• _Set exercise A_: In the records below, echo the lines between the one holding "- data-label: 36%: [938, 355, 985, 381]" and the one holding "490, 275, 536]", inclusive, reproducing them verbatim.

Knowledge distillation of multi-scale dense prediction transformer for self-supervised depth estimation

Abstract

Depth estimation is an inverse projection problem that estimates pixel-level distances from a single image. Although, supervised methods have shown promising results, it has intrinsic limitations in requiring ground truth depth from an external sensor. On the other hand, self-supervised depth estimation relieves the burden for collecting calibrated training data, while there is still a large performance gap between supervised and self-supervised methods. The objective of this study is to reduce the performance gap between the supervised and self-supervised approaches. The loss function of previous self-supervised methods is mainly based on a photometric error, which is indirectly computed from synthesized images using depth and pose estimates. In this paper, we argue that direct depth cue is more effective to train a depth estimation network. To obtain the direct depth cue, we employed a knowledge distillation technique, which is a teacher-student learning framework. The teacher network was trained in a self-supervised manner based on a photometric error, and its predictions were utilized to train a student network. We constructed a multi-scale dense prediction transformer with Monte Carlo dropout, and multi-scale distillation loss was proposed to train the student network based on the ensemble of stochastic estimates. Experiments were conducted on the KITTI and Make3D datasets, and our proposed method achieved the state-of-the-art accuracy in self-supervised depth estimation. Our code is publicly available at https://github.com/ji-min-song/KD-of-MS-DPT.

• _Set exercise B_: Duplicate the entire depth estimation paper excerpt above verbatim.

• _Supplied information_:
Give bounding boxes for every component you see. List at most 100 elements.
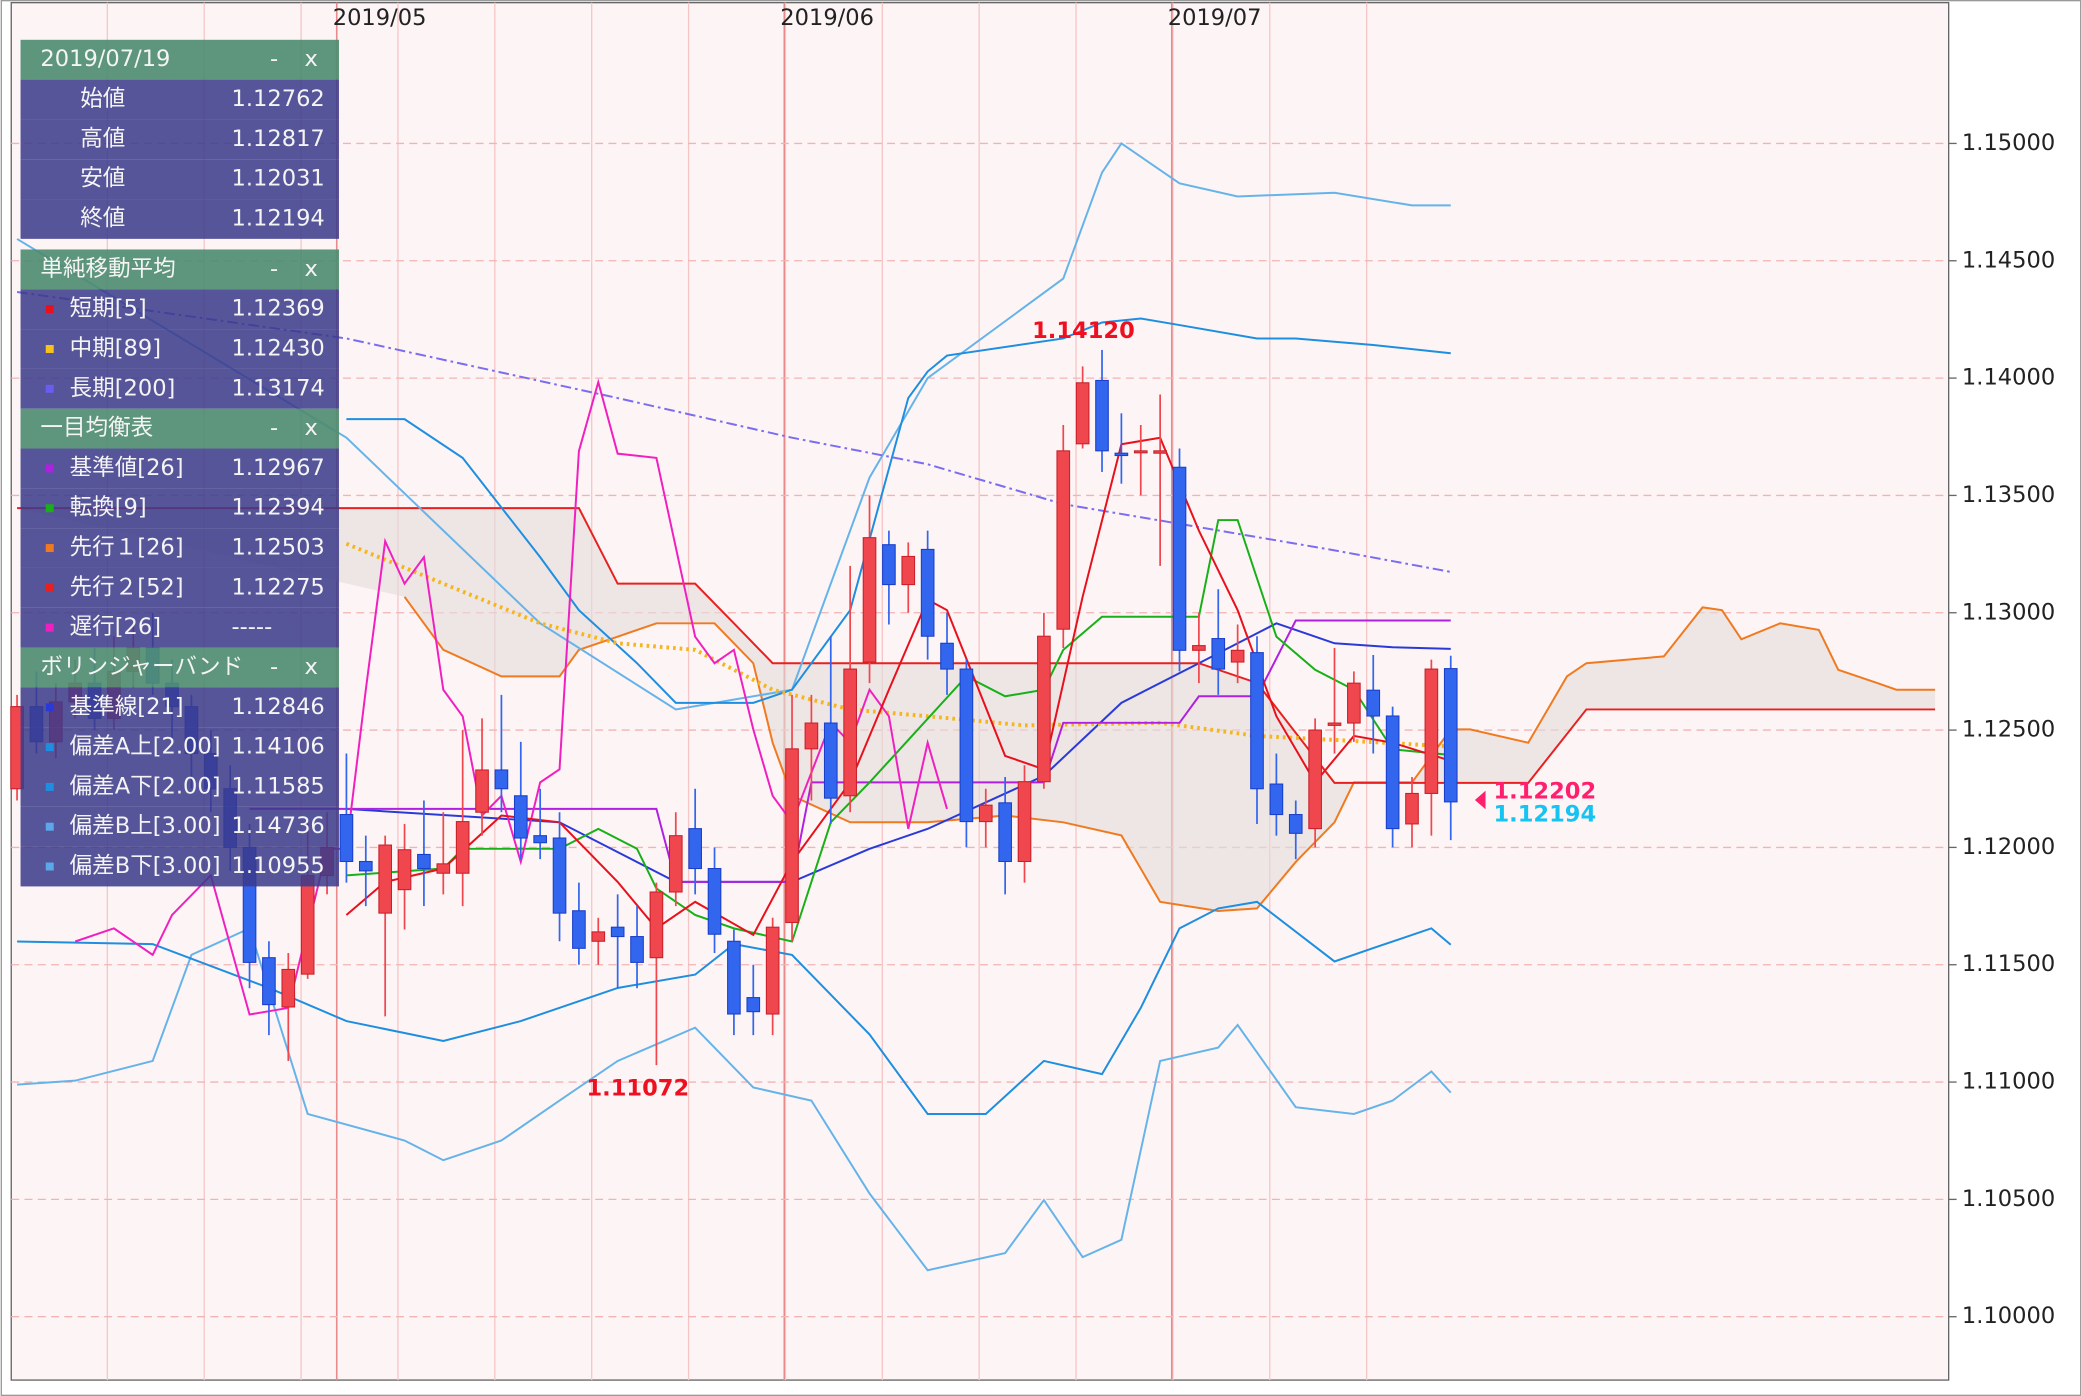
row-value: 1.12194 [232,205,325,231]
row-label: 先行１[26] [70,535,184,561]
row-value: 1.14736 [232,813,325,839]
y-tick-label: 1.15000 [1962,130,2055,156]
y-tick-label: 1.10500 [1962,1186,2055,1212]
candle-body [1211,638,1226,670]
row-bullet [45,583,54,592]
row-label: 偏差A下[2.00] [70,773,221,799]
row-label: 中期[89] [70,336,161,362]
row-value: 1.10955 [232,853,325,879]
candle-body [668,835,683,893]
panel-title: 2019/07/19 [40,46,170,72]
row-value: 1.12394 [232,495,325,521]
row-value: 1.12817 [232,126,325,152]
indicator-line [16,290,1451,573]
row-label: 偏差B下[3.00] [70,853,221,879]
candle-body [804,722,819,750]
candle-body [455,821,470,874]
row-label: 偏差A上[2.00] [70,734,221,760]
candle-body [436,863,451,874]
candle-body [281,968,296,1008]
panel-close[interactable]: x [305,654,318,680]
candle-body [1347,682,1361,724]
candle-body [1308,729,1322,830]
row-value: 1.12762 [232,86,325,112]
indicator-line [16,142,1451,711]
panel-title: 単純移動平均 [40,256,175,282]
indicator-line [16,926,1452,1272]
panel-row [20,687,340,728]
panel-row [20,159,340,200]
candle-body [1037,635,1051,783]
panel-minimize[interactable]: - [270,256,278,282]
span-b-line [17,507,1936,784]
candle-body [1095,379,1109,452]
row-value: 1.12369 [232,296,325,322]
extreme-label: 1.14120 [1032,318,1135,344]
panel-close[interactable]: x [305,46,318,72]
row-bullet [45,703,54,712]
y-tick-label: 1.13000 [1962,599,2055,625]
row-bullet [45,504,54,513]
row-bullet [45,544,54,553]
panel-minimize[interactable]: - [270,654,278,680]
row-bullet [45,464,54,473]
y-tick-label: 1.12500 [1962,717,2055,743]
row-bullet [45,305,54,314]
candle-body [1075,382,1090,445]
candle-body [882,544,896,586]
panel-title: 一目均衡表 [40,415,153,441]
row-value: 1.12031 [232,166,325,192]
row-value: 1.12430 [232,336,325,362]
panel-minimize[interactable]: - [270,415,278,441]
row-bullet [45,782,54,791]
candle-body [940,642,954,670]
panel-row [20,448,340,489]
price-marker [1474,790,1486,810]
candle-body [533,835,547,844]
row-bullet [45,384,54,393]
panel-close[interactable]: x [305,415,318,441]
candle-body [494,769,509,790]
candle-body [378,844,392,914]
candle-body [1192,645,1206,651]
candle-body [1133,450,1148,454]
row-value: ----- [232,614,273,640]
candle-body [920,548,935,637]
candle-body [1443,668,1458,803]
y-tick-label: 1.10000 [1962,1303,2055,1329]
row-value: 1.12846 [232,694,325,720]
y-tick-label: 1.14000 [1962,365,2055,391]
candle-body [978,804,993,823]
candle-body [1230,649,1245,663]
candle-body [862,537,877,663]
candle-body [513,795,528,839]
panel-header [20,408,340,449]
candle-body [1288,814,1303,834]
row-label: 遅行[26] [70,614,161,640]
candle-body [746,997,761,1013]
panel-row [20,329,340,369]
candle-body [1366,689,1381,717]
row-value: 1.11585 [232,773,325,799]
price-tag: 1.12194 [1494,802,1597,828]
panel-close[interactable]: x [305,256,318,282]
candle-body [1114,452,1129,457]
candle-body [765,926,780,1015]
row-label: 転換[9] [70,495,147,521]
panel-header [20,647,340,688]
panel-header [20,249,340,290]
candle-body [339,814,354,863]
candle-body [1250,652,1264,790]
row-bullet [45,623,54,632]
row-label: 終値 [80,205,125,231]
panel-minimize[interactable]: - [270,46,278,72]
candle-body [1017,781,1032,863]
extreme-label: 1.11072 [586,1076,689,1102]
row-label: 始値 [80,86,125,112]
candle-body [843,668,857,797]
candle-body [397,849,412,891]
row-label: 短期[5] [70,296,147,322]
x-tick-label: 2019/06 [780,5,874,31]
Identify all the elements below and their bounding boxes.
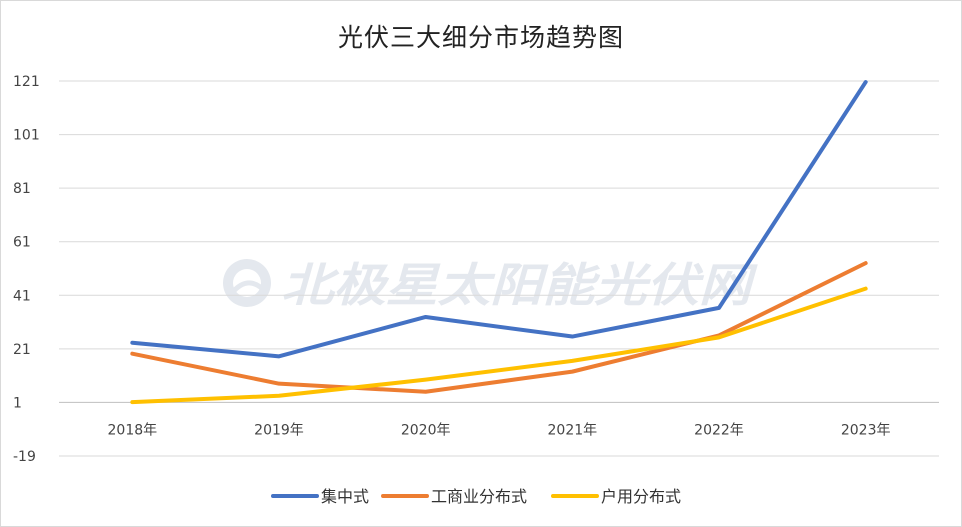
watermark-text: 北极星太阳能光伏网 xyxy=(281,258,758,312)
legend-label: 集中式 xyxy=(321,487,369,506)
x-axis-ticks: 2018年 2019年 2020年 2021年 2022年 2023年 xyxy=(108,422,891,438)
y-tick-label: 81 xyxy=(13,181,31,197)
x-tick-label: 2019年 xyxy=(254,422,304,438)
y-tick-label: 61 xyxy=(13,235,31,251)
series-lines xyxy=(130,80,868,405)
y-tick-label: 1 xyxy=(13,395,22,411)
chart-title: 光伏三大细分市场趋势图 xyxy=(337,23,624,52)
watermark-logo-icon xyxy=(223,259,271,307)
x-tick-label: 2018年 xyxy=(108,422,158,438)
legend-item: 工商业分布式 xyxy=(381,487,527,506)
x-tick-label: 2021年 xyxy=(548,422,598,438)
y-tick-label: -19 xyxy=(13,449,36,465)
series-line-工商业分布式 xyxy=(130,261,868,394)
series-line-户用分布式 xyxy=(130,286,868,405)
series-line-集中式 xyxy=(130,80,868,359)
legend-label: 工商业分布式 xyxy=(431,487,527,506)
watermark: 北极星太阳能光伏网 xyxy=(223,258,758,312)
y-tick-label: 101 xyxy=(13,128,40,144)
x-tick-label: 2023年 xyxy=(841,422,891,438)
legend-item: 集中式 xyxy=(271,487,369,506)
legend-item: 户用分布式 xyxy=(551,487,681,506)
y-tick-label: 21 xyxy=(13,342,31,358)
y-tick-label: 121 xyxy=(13,74,40,90)
x-tick-label: 2020年 xyxy=(401,422,451,438)
x-tick-label: 2022年 xyxy=(694,422,744,438)
legend-label: 户用分布式 xyxy=(601,487,681,506)
y-tick-label: 41 xyxy=(13,288,31,304)
legend: 集中式 工商业分布式 户用分布式 xyxy=(271,487,681,506)
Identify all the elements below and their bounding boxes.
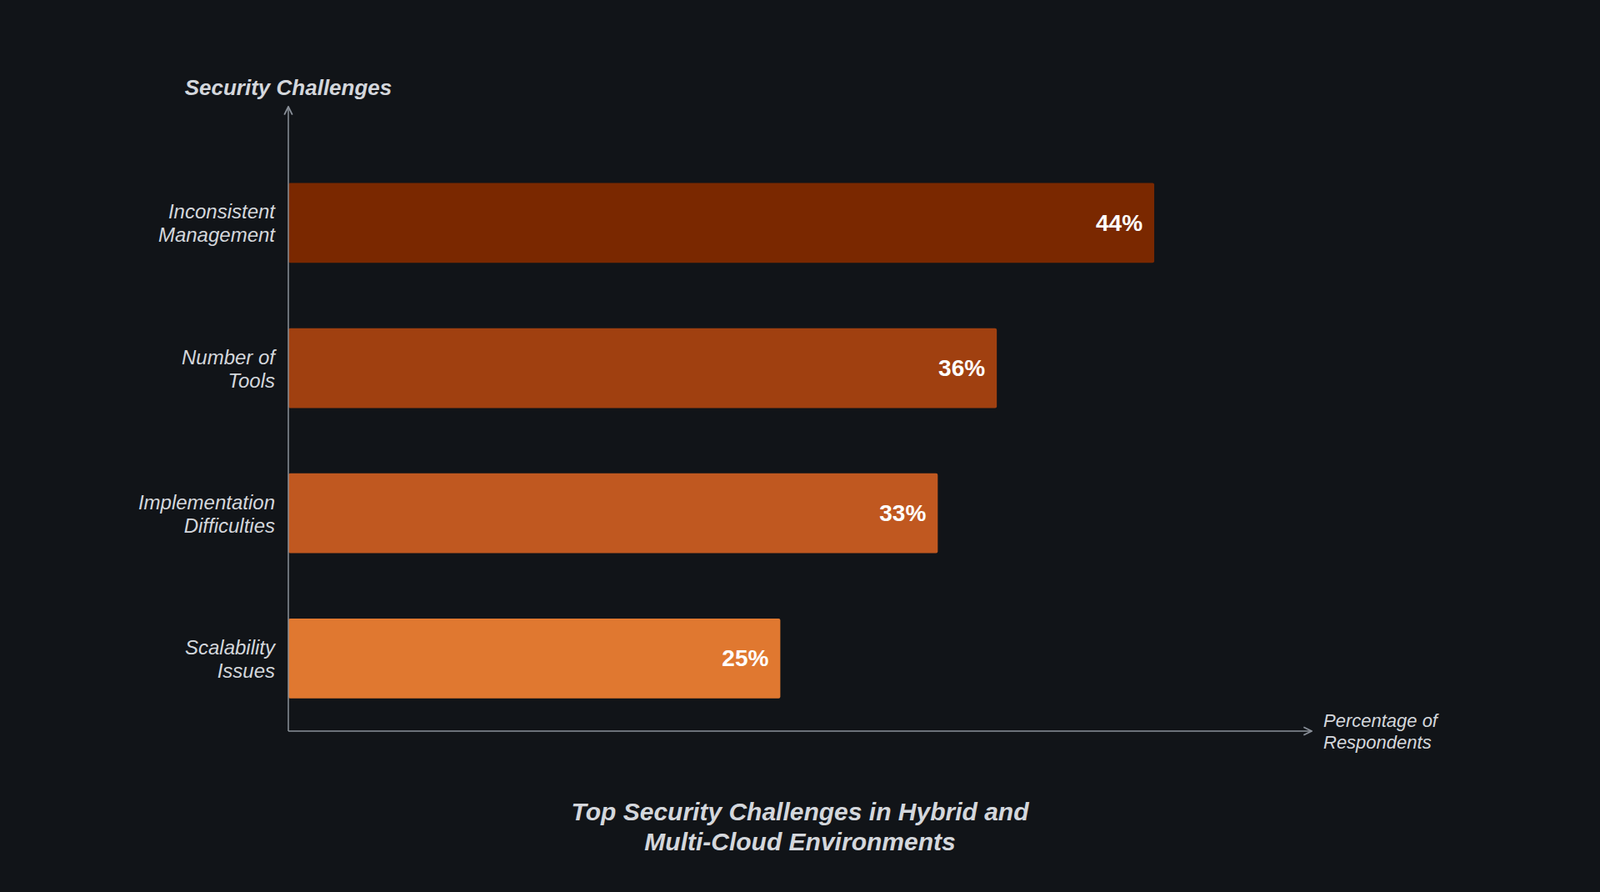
- data-label: 36%: [938, 355, 985, 381]
- data-label: 33%: [879, 500, 926, 526]
- bar: [288, 618, 780, 699]
- bar: [288, 328, 997, 409]
- data-label: 44%: [1095, 210, 1143, 236]
- background: [0, 0, 1600, 892]
- category-label: InconsistentManagement: [158, 200, 276, 246]
- data-label: 25%: [721, 645, 769, 671]
- category-label: ScalabilityIssues: [185, 635, 277, 681]
- category-label: ImplementationDifficulties: [138, 490, 275, 536]
- y-axis-label: Security Challenges: [185, 75, 393, 100]
- x-axis: [288, 730, 1312, 732]
- bar: [288, 473, 938, 554]
- y-axis: [287, 106, 290, 731]
- chart: 25% 33% 36% 44% ScalabilityIssues Implementat…: [0, 0, 1600, 892]
- category-label: Number ofTools: [181, 345, 277, 391]
- chart-container: 25% 33% 36% 44% ScalabilityIssues Implementat…: [0, 0, 1600, 892]
- title: Top Security Challenges in Hybrid andMul…: [571, 797, 1030, 855]
- bar: [288, 182, 1155, 263]
- x-axis-label: Percentage ofRespondents: [1323, 710, 1440, 753]
- bars: [288, 182, 1155, 698]
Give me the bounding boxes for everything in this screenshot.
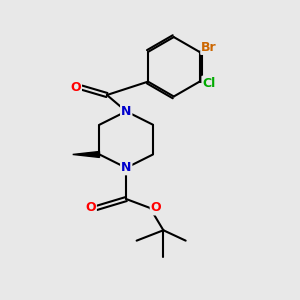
Text: O: O	[70, 81, 81, 94]
Text: Br: Br	[201, 41, 217, 54]
Polygon shape	[73, 152, 100, 158]
Text: Cl: Cl	[202, 76, 216, 90]
Text: N: N	[121, 105, 131, 118]
Text: O: O	[151, 202, 161, 214]
Text: O: O	[85, 202, 96, 214]
Text: N: N	[121, 161, 131, 174]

• _Exercise answer A_:
- data-label: 36%: [938, 355, 985, 381]
- data-label: 33%: [879, 500, 926, 526]
- bar: [288, 618, 780, 699]
- bar: [288, 328, 997, 409]
- data-label: 44%: [1095, 210, 1143, 236]
- background: [0, 0, 1600, 892]
- category-label: InconsistentManagement: [158, 200, 276, 246]
- data-label: 25%: [721, 645, 769, 671]
- category-label: ScalabilityIssues: [185, 635, 277, 681]
- category-label: ImplementationDifficulties: [138, 490, 275, 536]

• _Exercise answer B_:
Knowledge distillation of multi-scale dense prediction transformer for self-supervised depth estimation

Abstract

Depth estimation is an inverse projection problem that estimates pixel-level distances from a single image. Although, supervised methods have shown promising results, it has intrinsic limitations in requiring ground truth depth from an external sensor. On the other hand, self-supervised depth estimation relieves the burden for collecting calibrated training data, while there is still a large performance gap between supervised and self-supervised methods. The objective of this study is to reduce the performance gap between the supervised and self-supervised approaches. The loss function of previous self-supervised methods is mainly based on a photometric error, which is indirectly computed from synthesized images using depth and pose estimates. In this paper, we argue that direct depth cue is more effective to train a depth estimation network. To obtain the direct depth cue, we employed a knowledge distillation technique, which is a teacher-student learning framework. The teacher network was trained in a self-supervised manner based on a photometric error, and its predictions were utilized to train a student network. We constructed a multi-scale dense prediction transformer with Monte Carlo dropout, and multi-scale distillation loss was proposed to train the student network based on the ensemble of stochastic estimates. Experiments were conducted on the KITTI and Make3D datasets, and our proposed method achieved the state-of-the-art accuracy in self-supervised depth estimation. Our code is publicly available at https://github.com/ji-min-song/KD-of-MS-DPT.